Brief:
Below are records; count the lines that contain "Properties" and give only the total.

■ ■ ■ ■ ■

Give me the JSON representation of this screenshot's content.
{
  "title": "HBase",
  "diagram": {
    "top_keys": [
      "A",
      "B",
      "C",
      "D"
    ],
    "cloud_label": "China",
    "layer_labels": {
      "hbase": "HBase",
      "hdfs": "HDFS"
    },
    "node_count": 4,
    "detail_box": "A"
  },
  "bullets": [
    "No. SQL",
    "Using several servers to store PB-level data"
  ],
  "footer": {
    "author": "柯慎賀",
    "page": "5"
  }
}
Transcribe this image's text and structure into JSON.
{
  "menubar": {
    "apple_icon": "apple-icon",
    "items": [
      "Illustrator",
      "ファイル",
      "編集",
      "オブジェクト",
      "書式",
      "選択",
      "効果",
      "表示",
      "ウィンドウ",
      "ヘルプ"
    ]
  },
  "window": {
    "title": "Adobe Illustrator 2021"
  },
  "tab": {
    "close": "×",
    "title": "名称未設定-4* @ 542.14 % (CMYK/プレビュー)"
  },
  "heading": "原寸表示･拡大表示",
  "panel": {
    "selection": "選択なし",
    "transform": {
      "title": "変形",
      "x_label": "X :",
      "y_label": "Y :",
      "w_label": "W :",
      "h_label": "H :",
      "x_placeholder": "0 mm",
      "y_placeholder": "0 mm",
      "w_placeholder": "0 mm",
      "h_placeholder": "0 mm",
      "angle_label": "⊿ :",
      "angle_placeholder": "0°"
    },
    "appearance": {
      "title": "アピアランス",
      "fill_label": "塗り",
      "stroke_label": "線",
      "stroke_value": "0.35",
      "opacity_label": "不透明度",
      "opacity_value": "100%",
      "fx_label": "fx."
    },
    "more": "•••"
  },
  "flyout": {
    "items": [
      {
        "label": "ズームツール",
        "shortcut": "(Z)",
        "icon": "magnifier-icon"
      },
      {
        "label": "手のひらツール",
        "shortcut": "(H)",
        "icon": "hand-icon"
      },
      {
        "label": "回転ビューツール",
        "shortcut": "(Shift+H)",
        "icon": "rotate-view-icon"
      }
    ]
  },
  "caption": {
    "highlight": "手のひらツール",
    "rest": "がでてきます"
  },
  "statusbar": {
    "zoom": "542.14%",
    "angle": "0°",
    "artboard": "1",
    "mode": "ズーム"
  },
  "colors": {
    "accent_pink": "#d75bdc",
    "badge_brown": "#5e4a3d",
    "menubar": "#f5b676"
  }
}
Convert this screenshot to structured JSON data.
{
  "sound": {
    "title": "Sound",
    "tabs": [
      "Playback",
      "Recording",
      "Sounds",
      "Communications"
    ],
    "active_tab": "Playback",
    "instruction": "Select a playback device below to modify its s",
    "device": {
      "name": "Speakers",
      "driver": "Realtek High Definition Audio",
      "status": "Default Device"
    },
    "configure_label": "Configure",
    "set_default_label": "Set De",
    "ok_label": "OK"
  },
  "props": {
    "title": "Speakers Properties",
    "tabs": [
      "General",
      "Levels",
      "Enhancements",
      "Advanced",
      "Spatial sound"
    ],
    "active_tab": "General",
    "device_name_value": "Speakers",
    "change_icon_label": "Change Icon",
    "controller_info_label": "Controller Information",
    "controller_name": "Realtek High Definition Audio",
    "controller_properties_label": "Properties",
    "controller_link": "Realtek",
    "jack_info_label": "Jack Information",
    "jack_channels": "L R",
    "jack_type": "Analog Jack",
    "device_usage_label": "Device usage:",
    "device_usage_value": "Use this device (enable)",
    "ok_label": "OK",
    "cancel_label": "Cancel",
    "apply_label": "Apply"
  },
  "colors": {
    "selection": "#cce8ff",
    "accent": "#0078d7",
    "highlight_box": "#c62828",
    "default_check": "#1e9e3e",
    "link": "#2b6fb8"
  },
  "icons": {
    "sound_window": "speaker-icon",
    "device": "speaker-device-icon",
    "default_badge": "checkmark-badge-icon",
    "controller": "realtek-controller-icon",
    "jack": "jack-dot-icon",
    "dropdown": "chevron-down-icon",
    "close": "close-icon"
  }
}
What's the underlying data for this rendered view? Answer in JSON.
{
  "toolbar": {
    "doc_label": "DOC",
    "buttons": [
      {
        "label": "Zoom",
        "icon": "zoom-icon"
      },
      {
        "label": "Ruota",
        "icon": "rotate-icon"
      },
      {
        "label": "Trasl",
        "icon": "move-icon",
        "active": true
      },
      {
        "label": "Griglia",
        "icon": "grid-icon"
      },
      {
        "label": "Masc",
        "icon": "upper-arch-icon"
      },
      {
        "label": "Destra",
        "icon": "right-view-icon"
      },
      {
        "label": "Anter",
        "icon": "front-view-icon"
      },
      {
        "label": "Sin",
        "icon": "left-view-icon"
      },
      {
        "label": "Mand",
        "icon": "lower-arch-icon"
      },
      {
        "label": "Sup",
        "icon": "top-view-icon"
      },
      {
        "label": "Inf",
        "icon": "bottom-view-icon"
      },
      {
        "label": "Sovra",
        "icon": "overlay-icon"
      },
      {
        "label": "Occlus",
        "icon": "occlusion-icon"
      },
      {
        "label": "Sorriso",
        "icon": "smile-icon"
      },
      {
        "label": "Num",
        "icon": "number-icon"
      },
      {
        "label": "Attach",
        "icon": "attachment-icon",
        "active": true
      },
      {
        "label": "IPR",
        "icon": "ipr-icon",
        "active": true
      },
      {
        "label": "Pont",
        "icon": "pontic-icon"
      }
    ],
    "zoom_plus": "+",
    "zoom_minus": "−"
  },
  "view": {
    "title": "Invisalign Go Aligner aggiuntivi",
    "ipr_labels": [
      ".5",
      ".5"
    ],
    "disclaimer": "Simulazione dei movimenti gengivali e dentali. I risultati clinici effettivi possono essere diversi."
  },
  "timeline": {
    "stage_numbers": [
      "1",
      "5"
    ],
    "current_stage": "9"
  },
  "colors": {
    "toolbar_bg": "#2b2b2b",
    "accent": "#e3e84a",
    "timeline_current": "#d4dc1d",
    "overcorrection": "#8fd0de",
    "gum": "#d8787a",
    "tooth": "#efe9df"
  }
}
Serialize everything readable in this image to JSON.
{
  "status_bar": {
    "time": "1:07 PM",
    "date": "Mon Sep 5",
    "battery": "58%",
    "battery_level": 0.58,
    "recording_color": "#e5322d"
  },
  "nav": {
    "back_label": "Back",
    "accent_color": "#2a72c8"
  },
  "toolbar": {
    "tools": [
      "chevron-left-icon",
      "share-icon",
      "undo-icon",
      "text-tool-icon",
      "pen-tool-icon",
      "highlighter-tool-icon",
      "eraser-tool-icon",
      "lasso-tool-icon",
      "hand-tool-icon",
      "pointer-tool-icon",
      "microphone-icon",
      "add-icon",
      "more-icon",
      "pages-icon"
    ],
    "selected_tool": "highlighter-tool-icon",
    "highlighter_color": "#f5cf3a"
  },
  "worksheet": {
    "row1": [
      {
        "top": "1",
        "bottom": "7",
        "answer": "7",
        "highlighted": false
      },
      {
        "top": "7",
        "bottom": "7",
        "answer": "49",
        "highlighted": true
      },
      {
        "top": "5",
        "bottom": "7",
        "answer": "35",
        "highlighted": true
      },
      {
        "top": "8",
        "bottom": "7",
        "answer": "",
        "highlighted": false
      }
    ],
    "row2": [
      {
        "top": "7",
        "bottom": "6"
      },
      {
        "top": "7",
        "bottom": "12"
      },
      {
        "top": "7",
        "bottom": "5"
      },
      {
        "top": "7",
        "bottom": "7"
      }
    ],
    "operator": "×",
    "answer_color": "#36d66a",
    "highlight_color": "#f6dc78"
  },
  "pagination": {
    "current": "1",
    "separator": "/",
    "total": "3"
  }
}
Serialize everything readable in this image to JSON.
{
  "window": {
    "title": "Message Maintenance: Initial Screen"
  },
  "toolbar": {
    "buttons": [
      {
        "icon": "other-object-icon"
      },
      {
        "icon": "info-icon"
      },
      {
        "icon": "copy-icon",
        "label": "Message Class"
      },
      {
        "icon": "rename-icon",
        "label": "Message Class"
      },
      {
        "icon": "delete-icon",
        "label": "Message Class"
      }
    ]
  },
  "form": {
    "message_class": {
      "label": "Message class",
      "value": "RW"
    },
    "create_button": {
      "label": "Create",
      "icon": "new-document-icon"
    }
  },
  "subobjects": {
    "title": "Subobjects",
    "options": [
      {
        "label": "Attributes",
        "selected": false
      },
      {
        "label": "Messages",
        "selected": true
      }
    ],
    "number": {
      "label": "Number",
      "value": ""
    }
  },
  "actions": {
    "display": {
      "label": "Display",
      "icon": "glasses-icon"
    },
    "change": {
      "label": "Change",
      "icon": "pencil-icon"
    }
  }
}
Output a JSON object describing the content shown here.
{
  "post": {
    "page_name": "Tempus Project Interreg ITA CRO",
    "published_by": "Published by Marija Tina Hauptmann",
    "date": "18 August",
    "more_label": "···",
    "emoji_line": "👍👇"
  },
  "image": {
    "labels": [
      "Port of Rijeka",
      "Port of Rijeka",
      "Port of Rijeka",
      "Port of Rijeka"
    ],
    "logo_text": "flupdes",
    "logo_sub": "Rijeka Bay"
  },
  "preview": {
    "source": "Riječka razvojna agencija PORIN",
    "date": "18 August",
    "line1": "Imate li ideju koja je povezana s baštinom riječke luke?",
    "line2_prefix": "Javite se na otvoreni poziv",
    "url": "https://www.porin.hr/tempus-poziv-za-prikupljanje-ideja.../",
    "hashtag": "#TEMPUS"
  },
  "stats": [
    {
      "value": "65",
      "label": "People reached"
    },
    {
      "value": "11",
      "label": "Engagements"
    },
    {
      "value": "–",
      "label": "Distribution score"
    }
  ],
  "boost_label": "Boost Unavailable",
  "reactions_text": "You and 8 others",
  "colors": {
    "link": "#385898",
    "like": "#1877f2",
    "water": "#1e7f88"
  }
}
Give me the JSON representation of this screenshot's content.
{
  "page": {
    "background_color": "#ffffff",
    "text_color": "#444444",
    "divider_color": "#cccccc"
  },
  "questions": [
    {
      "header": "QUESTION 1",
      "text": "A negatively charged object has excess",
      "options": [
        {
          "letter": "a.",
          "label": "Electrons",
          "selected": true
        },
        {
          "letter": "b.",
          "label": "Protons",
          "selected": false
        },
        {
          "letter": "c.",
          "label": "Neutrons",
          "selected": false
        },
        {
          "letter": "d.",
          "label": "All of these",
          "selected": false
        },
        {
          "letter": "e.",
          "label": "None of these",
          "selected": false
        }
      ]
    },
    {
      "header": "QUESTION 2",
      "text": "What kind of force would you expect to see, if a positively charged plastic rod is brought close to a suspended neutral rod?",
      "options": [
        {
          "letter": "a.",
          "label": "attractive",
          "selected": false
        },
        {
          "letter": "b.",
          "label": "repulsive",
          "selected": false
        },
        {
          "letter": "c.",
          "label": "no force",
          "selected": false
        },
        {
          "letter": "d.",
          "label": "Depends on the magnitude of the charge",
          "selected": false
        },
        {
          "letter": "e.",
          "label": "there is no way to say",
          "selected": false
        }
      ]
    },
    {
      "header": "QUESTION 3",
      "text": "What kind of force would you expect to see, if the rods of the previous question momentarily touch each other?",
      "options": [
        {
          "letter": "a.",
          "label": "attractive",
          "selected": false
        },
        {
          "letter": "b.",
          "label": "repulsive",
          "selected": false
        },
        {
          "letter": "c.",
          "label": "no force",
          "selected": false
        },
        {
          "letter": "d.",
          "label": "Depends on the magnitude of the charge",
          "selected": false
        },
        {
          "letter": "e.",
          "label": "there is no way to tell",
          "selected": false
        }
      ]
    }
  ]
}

■ ■ ■ ■ ■

Exercise solution:
2